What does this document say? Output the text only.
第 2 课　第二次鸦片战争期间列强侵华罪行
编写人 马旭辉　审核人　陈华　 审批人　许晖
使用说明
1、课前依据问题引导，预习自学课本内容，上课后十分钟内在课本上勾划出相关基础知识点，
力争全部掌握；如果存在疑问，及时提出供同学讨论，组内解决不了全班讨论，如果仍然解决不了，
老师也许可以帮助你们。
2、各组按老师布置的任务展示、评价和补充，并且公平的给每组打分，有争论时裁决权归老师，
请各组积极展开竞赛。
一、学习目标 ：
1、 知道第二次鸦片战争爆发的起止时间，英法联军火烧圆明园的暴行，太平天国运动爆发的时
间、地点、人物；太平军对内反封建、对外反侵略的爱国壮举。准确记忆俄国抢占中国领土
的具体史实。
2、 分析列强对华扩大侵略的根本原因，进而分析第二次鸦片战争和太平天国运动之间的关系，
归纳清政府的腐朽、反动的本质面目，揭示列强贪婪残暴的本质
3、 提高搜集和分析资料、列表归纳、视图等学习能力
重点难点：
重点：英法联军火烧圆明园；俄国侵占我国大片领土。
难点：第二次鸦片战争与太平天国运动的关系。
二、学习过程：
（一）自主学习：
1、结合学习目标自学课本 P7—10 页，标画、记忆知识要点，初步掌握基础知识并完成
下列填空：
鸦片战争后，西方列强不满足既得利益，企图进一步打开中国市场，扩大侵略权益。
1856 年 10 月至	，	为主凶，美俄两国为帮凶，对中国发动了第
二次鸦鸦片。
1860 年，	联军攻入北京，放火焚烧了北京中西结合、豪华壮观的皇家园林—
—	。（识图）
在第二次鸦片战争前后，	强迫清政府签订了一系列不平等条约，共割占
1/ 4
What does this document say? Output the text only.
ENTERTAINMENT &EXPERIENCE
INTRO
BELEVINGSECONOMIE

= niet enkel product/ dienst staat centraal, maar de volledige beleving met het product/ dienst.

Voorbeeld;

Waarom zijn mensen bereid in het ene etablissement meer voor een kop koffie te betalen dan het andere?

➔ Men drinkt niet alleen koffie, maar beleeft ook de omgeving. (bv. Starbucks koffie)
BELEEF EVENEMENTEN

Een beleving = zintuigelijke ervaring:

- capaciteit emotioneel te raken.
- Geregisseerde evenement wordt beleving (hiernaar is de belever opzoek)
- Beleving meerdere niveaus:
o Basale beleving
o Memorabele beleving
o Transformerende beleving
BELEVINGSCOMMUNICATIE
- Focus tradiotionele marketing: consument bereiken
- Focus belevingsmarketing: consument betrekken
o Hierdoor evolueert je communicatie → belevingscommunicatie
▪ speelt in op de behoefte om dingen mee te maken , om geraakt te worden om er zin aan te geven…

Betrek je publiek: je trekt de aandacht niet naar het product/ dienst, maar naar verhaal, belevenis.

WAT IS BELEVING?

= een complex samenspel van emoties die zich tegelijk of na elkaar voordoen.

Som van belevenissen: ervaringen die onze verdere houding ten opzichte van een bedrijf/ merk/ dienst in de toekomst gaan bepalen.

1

GIVEN PROBLEM: Each entry above is to be set down again in exactly the same words.

ANSWER TO THE TASK:
What does this document say? Output the text only.
第 2 课　第二次鸦片战争期间列强侵华罪行
编写人 马旭辉　审核人　陈华　 审批人　许晖
使用说明
1、课前依据问题引导，预习自学课本内容，上课后十分钟内在课本上勾划出相关基础知识点，
力争全部掌握；如果存在疑问，及时提出供同学讨论，组内解决不了全班讨论，如果仍然解决不了，
老师也许可以帮助你们。
2、各组按老师布置的任务展示、评价和补充，并且公平的给每组打分，有争论时裁决权归老师，
请各组积极展开竞赛。
一、学习目标 ：
1、 知道第二次鸦片战争爆发的起止时间，英法联军火烧圆明园的暴行，太平天国运动爆发的时
间、地点、人物；太平军对内反封建、对外反侵略的爱国壮举。准确记忆俄国抢占中国领土
的具体史实。
2、 分析列强对华扩大侵略的根本原因，进而分析第二次鸦片战争和太平天国运动之间的关系，
归纳清政府的腐朽、反动的本质面目，揭示列强贪婪残暴的本质
3、 提高搜集和分析资料、列表归纳、视图等学习能力
重点难点：
重点：英法联军火烧圆明园；俄国侵占我国大片领土。
难点：第二次鸦片战争与太平天国运动的关系。
二、学习过程：
（一）自主学习：
1、结合学习目标自学课本 P7—10 页，标画、记忆知识要点，初步掌握基础知识并完成
下列填空：
鸦片战争后，西方列强不满足既得利益，企图进一步打开中国市场，扩大侵略权益。
1856 年 10 月至	，	为主凶，美俄两国为帮凶，对中国发动了第
二次鸦鸦片。
1860 年，	联军攻入北京，放火焚烧了北京中西结合、豪华壮观的皇家园林—
—	。（识图）
在第二次鸦片战争前后，	强迫清政府签订了一系列不平等条约，共割占
1/ 4
What does this document say? Output the text only.
ENTERTAINMENT &EXPERIENCE
INTRO
BELEVINGSECONOMIE

= niet enkel product/ dienst staat centraal, maar de volledige beleving met het product/ dienst.

Voorbeeld;

Waarom zijn mensen bereid in het ene etablissement meer voor een kop koffie te betalen dan het andere?

➔ Men drinkt niet alleen koffie, maar beleeft ook de omgeving. (bv. Starbucks koffie)
BELEEF EVENEMENTEN

Een beleving = zintuigelijke ervaring:

- capaciteit emotioneel te raken.
- Geregisseerde evenement wordt beleving (hiernaar is de belever opzoek)
- Beleving meerdere niveaus:
o Basale beleving
o Memorabele beleving
o Transformerende beleving
BELEVINGSCOMMUNICATIE
- Focus tradiotionele marketing: consument bereiken
- Focus belevingsmarketing: consument betrekken
o Hierdoor evolueert je communicatie → belevingscommunicatie
▪ speelt in op de behoefte om dingen mee te maken , om geraakt te worden om er zin aan te geven…

Betrek je publiek: je trekt de aandacht niet naar het product/ dienst, maar naar verhaal, belevenis.

WAT IS BELEVING?

= een complex samenspel van emoties die zich tegelijk of na elkaar voordoen.

Som van belevenissen: ervaringen die onze verdere houding ten opzichte van een bedrijf/ merk/ dienst in de toekomst gaan bepalen.

1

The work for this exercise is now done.